* _Problem description_
Copy the lines of every record below verbatim.

* _Material supplied_
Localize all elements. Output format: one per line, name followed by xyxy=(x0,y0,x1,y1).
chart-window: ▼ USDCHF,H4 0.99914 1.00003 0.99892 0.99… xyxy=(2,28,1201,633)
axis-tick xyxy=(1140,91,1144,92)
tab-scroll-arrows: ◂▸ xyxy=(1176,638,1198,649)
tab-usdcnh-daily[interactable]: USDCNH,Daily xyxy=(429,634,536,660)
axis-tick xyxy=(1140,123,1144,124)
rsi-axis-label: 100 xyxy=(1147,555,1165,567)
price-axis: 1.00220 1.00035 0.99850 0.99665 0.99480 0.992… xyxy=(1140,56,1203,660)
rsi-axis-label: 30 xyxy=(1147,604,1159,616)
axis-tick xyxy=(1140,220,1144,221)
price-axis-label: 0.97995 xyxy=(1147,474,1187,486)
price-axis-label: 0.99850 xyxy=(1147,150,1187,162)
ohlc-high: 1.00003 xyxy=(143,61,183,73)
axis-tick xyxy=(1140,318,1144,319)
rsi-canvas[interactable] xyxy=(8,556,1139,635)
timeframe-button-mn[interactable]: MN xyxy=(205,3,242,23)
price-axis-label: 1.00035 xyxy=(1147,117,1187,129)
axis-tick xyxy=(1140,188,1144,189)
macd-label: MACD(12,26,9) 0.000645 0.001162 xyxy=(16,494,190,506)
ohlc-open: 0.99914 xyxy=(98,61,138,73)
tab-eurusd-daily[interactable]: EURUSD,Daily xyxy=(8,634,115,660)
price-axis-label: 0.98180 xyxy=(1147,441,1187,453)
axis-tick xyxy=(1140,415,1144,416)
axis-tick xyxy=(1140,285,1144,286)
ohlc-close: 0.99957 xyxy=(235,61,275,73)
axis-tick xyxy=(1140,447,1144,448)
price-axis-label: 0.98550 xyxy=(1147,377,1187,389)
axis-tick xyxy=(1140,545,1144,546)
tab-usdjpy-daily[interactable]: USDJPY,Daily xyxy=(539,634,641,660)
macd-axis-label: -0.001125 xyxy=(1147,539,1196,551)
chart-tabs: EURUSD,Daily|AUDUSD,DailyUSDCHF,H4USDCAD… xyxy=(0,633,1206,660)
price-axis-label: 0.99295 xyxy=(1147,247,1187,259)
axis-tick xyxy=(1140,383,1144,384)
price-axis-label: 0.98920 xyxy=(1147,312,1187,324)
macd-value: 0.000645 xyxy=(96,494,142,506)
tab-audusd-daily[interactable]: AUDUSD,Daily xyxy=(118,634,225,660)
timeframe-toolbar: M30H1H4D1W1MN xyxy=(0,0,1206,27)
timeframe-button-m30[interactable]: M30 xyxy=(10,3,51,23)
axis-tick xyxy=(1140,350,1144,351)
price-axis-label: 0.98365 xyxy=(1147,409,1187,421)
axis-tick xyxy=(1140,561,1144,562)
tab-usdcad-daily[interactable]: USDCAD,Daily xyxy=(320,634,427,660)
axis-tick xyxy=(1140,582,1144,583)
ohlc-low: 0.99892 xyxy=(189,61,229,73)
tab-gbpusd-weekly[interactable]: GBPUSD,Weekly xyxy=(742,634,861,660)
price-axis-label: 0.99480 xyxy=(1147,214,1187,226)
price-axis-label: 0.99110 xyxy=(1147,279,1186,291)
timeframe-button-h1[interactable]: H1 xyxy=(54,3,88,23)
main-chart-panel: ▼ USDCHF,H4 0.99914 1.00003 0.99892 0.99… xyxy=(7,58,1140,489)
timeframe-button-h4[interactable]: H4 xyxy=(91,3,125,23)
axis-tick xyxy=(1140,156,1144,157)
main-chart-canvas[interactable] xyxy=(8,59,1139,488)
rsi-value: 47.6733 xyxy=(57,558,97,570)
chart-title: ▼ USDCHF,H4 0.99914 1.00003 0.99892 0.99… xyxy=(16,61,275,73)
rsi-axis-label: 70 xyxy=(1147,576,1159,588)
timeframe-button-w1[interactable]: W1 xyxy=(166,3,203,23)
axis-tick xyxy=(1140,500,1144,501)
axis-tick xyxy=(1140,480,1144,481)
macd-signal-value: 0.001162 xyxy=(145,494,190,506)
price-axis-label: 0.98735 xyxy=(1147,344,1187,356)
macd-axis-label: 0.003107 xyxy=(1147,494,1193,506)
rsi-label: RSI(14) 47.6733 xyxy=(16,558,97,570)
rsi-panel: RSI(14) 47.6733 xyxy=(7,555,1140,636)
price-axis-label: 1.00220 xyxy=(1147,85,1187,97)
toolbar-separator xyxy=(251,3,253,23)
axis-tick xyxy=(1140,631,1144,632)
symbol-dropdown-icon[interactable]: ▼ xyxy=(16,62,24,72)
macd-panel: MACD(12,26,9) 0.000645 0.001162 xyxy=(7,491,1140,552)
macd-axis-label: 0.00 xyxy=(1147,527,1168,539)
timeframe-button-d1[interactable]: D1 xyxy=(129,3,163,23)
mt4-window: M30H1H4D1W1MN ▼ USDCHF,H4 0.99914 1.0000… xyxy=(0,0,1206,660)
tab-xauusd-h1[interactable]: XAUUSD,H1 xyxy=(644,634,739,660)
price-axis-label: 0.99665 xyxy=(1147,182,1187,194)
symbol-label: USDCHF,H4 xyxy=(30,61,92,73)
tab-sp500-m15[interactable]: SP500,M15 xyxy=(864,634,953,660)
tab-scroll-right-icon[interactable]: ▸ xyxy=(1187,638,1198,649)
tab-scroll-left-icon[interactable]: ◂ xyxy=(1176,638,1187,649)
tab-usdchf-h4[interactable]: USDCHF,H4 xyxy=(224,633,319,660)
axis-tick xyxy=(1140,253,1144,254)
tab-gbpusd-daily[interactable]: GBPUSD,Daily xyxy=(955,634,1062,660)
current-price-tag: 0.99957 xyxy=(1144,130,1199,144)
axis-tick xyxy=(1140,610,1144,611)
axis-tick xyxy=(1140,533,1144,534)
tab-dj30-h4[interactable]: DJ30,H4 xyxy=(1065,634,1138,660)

* _Final answer_
Localize all elements. Output format: one per line, name followed by xyxy=(x0,y0,x1,y1).
chart-window: ▼ USDCHF,H4 0.99914 1.00003 0.99892 0.99… xyxy=(2,28,1201,633)
axis-tick xyxy=(1140,91,1144,92)
tab-scroll-arrows: ◂▸ xyxy=(1176,638,1198,649)
tab-usdcnh-daily[interactable]: USDCNH,Daily xyxy=(429,634,536,660)
axis-tick xyxy=(1140,123,1144,124)
rsi-axis-label: 100 xyxy=(1147,555,1165,567)
price-axis: 1.00220 1.00035 0.99850 0.99665 0.99480 0.992… xyxy=(1140,56,1203,660)
rsi-axis-label: 30 xyxy=(1147,604,1159,616)
axis-tick xyxy=(1140,220,1144,221)
price-axis-label: 0.97995 xyxy=(1147,474,1187,486)
price-axis-label: 0.99850 xyxy=(1147,150,1187,162)
ohlc-high: 1.00003 xyxy=(143,61,183,73)
axis-tick xyxy=(1140,318,1144,319)
rsi-canvas[interactable] xyxy=(8,556,1139,635)
timeframe-button-mn[interactable]: MN xyxy=(205,3,242,23)
price-axis-label: 1.00035 xyxy=(1147,117,1187,129)
axis-tick xyxy=(1140,188,1144,189)
macd-label: MACD(12,26,9) 0.000645 0.001162 xyxy=(16,494,190,506)
ohlc-open: 0.99914 xyxy=(98,61,138,73)
tab-eurusd-daily[interactable]: EURUSD,Daily xyxy=(8,634,115,660)
price-axis-label: 0.98180 xyxy=(1147,441,1187,453)
axis-tick xyxy=(1140,415,1144,416)
axis-tick xyxy=(1140,285,1144,286)
ohlc-close: 0.99957 xyxy=(235,61,275,73)
axis-tick xyxy=(1140,447,1144,448)
price-axis-label: 0.98550 xyxy=(1147,377,1187,389)
axis-tick xyxy=(1140,545,1144,546)
tab-usdjpy-daily[interactable]: USDJPY,Daily xyxy=(539,634,641,660)
macd-axis-label: -0.001125 xyxy=(1147,539,1196,551)
chart-tabs: EURUSD,Daily|AUDUSD,DailyUSDCHF,H4USDCAD… xyxy=(0,633,1206,660)
price-axis-label: 0.99295 xyxy=(1147,247,1187,259)
axis-tick xyxy=(1140,383,1144,384)
price-axis-label: 0.98920 xyxy=(1147,312,1187,324)
macd-value: 0.000645 xyxy=(96,494,142,506)
tab-audusd-daily[interactable]: AUDUSD,Daily xyxy=(118,634,225,660)
timeframe-toolbar: M30H1H4D1W1MN xyxy=(0,0,1206,27)
timeframe-button-m30[interactable]: M30 xyxy=(10,3,51,23)
axis-tick xyxy=(1140,350,1144,351)
price-axis-label: 0.98365 xyxy=(1147,409,1187,421)
axis-tick xyxy=(1140,561,1144,562)
tab-usdcad-daily[interactable]: USDCAD,Daily xyxy=(320,634,427,660)
axis-tick xyxy=(1140,582,1144,583)
ohlc-low: 0.99892 xyxy=(189,61,229,73)
tab-gbpusd-weekly[interactable]: GBPUSD,Weekly xyxy=(742,634,861,660)
price-axis-label: 0.99480 xyxy=(1147,214,1187,226)
price-axis-label: 0.99110 xyxy=(1147,279,1186,291)
timeframe-button-h1[interactable]: H1 xyxy=(54,3,88,23)
main-chart-panel: ▼ USDCHF,H4 0.99914 1.00003 0.99892 0.99… xyxy=(7,58,1140,489)
timeframe-button-h4[interactable]: H4 xyxy=(91,3,125,23)
axis-tick xyxy=(1140,156,1144,157)
main-chart-canvas[interactable] xyxy=(8,59,1139,488)
rsi-value: 47.6733 xyxy=(57,558,97,570)
chart-title: ▼ USDCHF,H4 0.99914 1.00003 0.99892 0.99… xyxy=(16,61,275,73)
rsi-axis-label: 70 xyxy=(1147,576,1159,588)
timeframe-button-w1[interactable]: W1 xyxy=(166,3,203,23)
axis-tick xyxy=(1140,500,1144,501)
axis-tick xyxy=(1140,480,1144,481)
macd-signal-value: 0.001162 xyxy=(145,494,190,506)
price-axis-label: 0.98735 xyxy=(1147,344,1187,356)
macd-axis-label: 0.003107 xyxy=(1147,494,1193,506)
rsi-label: RSI(14) 47.6733 xyxy=(16,558,97,570)
rsi-panel: RSI(14) 47.6733 xyxy=(7,555,1140,636)
price-axis-label: 1.00220 xyxy=(1147,85,1187,97)
toolbar-separator xyxy=(251,3,253,23)
axis-tick xyxy=(1140,631,1144,632)
symbol-dropdown-icon[interactable]: ▼ xyxy=(16,62,24,72)
macd-panel: MACD(12,26,9) 0.000645 0.001162 xyxy=(7,491,1140,552)
macd-axis-label: 0.00 xyxy=(1147,527,1168,539)
timeframe-button-d1[interactable]: D1 xyxy=(129,3,163,23)
mt4-window: M30H1H4D1W1MN ▼ USDCHF,H4 0.99914 1.0000… xyxy=(0,0,1206,660)
tab-xauusd-h1[interactable]: XAUUSD,H1 xyxy=(644,634,739,660)
price-axis-label: 0.99665 xyxy=(1147,182,1187,194)
symbol-label: USDCHF,H4 xyxy=(30,61,92,73)
tab-sp500-m15[interactable]: SP500,M15 xyxy=(864,634,953,660)
tab-scroll-right-icon[interactable]: ▸ xyxy=(1187,638,1198,649)
tab-scroll-left-icon[interactable]: ◂ xyxy=(1176,638,1187,649)
tab-usdchf-h4[interactable]: USDCHF,H4 xyxy=(224,633,319,660)
axis-tick xyxy=(1140,253,1144,254)
tab-gbpusd-daily[interactable]: GBPUSD,Daily xyxy=(955,634,1062,660)
current-price-tag: 0.99957 xyxy=(1144,130,1199,144)
axis-tick xyxy=(1140,610,1144,611)
axis-tick xyxy=(1140,533,1144,534)
tab-dj30-h4[interactable]: DJ30,H4 xyxy=(1065,634,1138,660)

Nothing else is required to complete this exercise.